◆ Set exercise ◆
Reproduce the listing exactly and skip over any pictures.

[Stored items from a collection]
________________

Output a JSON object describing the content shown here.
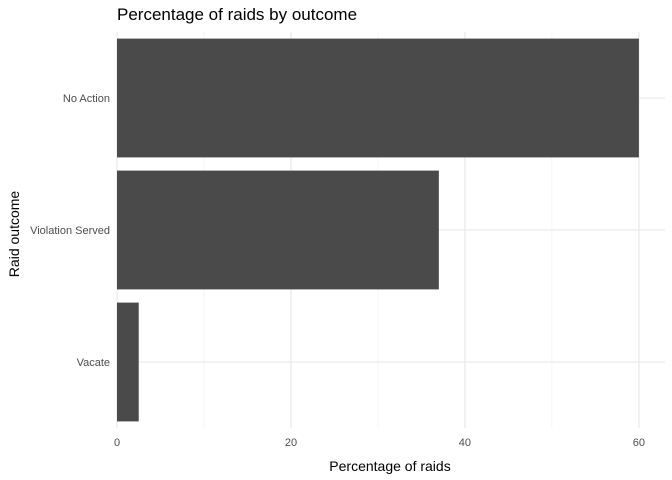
{
  "chart_data": {
    "type": "bar",
    "orientation": "horizontal",
    "title": "Percentage of raids by outcome",
    "xlabel": "Percentage of raids",
    "ylabel": "Raid outcome",
    "categories": [
      "No Action",
      "Violation Served",
      "Vacate"
    ],
    "values": [
      60,
      37,
      2.5
    ],
    "xlim": [
      0,
      63
    ],
    "xticks": [
      0,
      20,
      40,
      60
    ],
    "grid": true,
    "legend": "none",
    "bar_color": "#4a4a4a"
  }
}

________________

◆ Task output ◆
Output a JSON object describing the content shown here.
{
  "chart_data": {
    "type": "bar",
    "orientation": "horizontal",
    "title": "Percentage of raids by outcome",
    "xlabel": "Percentage of raids",
    "ylabel": "Raid outcome",
    "categories": [
      "No Action",
      "Violation Served",
      "Vacate"
    ],
    "values": [
      60,
      37,
      2.5
    ],
    "xlim": [
      0,
      63
    ],
    "xticks": [
      0,
      20,
      40,
      60
    ],
    "grid": true,
    "legend": "none",
    "bar_color": "#4a4a4a"
  }
}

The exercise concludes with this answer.